* Begin *

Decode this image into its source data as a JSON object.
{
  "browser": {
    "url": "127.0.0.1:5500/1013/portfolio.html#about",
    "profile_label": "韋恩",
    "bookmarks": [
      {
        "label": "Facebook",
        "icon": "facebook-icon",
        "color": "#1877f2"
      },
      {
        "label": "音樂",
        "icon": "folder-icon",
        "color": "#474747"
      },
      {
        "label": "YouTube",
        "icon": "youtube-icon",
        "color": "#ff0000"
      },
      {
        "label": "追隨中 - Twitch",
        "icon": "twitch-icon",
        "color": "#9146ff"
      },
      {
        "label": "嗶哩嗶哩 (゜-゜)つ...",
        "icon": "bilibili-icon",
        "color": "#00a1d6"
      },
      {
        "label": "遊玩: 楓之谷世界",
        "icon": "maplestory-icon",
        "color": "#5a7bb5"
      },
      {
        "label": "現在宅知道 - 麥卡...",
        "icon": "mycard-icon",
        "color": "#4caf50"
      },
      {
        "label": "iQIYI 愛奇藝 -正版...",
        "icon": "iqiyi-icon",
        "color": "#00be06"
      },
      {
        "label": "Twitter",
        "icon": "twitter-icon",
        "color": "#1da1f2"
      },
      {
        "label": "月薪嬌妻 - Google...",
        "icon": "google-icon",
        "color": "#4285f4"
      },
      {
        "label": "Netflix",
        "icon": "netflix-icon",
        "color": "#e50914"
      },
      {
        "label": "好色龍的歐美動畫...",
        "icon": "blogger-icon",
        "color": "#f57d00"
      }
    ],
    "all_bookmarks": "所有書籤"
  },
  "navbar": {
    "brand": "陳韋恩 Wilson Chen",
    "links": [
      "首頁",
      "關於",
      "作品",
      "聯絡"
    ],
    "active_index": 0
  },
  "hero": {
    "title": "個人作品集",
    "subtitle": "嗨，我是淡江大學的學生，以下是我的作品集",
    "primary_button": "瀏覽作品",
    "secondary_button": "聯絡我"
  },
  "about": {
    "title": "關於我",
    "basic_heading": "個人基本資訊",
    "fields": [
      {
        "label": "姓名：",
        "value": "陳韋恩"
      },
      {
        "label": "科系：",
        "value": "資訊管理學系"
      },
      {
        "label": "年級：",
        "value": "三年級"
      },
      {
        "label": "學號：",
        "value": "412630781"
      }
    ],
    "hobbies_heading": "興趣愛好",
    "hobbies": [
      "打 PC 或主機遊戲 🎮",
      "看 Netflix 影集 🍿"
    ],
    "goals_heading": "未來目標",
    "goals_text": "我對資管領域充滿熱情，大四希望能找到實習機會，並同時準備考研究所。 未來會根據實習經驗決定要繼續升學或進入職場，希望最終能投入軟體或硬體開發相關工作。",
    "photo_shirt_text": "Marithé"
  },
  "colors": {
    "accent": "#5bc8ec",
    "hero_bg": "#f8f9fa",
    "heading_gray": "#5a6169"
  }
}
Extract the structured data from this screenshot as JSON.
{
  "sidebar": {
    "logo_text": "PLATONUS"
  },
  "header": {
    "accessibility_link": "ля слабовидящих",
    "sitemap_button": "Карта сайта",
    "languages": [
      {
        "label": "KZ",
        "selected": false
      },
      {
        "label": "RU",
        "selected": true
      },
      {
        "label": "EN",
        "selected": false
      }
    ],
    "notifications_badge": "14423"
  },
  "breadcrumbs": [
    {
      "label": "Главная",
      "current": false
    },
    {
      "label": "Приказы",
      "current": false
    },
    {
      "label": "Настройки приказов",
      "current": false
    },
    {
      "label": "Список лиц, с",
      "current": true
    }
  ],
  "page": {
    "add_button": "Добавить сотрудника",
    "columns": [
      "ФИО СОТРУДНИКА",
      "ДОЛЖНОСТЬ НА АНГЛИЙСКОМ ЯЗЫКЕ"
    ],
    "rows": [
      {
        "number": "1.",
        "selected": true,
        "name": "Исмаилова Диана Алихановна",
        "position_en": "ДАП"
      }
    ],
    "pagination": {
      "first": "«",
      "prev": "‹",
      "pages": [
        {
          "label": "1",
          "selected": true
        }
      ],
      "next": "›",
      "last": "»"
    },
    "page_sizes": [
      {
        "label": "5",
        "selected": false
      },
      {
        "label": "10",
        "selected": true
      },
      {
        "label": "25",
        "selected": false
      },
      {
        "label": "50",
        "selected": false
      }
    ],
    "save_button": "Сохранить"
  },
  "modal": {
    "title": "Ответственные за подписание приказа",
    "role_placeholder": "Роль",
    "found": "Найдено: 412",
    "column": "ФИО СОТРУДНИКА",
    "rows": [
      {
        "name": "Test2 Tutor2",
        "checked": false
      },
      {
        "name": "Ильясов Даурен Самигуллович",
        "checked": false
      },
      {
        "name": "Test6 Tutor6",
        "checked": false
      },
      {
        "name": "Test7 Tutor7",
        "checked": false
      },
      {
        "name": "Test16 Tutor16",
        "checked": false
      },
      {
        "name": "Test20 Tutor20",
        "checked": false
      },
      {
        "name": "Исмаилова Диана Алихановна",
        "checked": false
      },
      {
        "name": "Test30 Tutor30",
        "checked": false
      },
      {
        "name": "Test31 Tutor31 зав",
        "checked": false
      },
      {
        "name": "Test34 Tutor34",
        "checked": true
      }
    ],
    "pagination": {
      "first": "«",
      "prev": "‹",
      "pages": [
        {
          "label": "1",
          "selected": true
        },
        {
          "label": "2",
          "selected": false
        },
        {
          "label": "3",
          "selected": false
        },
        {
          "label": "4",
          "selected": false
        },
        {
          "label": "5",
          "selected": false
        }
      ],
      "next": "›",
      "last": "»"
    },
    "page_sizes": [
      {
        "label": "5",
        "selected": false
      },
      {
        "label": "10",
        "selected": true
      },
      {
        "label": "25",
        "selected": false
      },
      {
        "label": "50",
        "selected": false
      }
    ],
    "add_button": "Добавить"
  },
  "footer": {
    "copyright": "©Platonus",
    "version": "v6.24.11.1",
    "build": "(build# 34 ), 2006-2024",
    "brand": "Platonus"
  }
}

* End *

Instructions for the task – Collect every line with the string "JSON" from the records, and copy each.

Written response –
Decode this image into its source data as a JSON object.
Extract the structured data from this screenshot as JSON.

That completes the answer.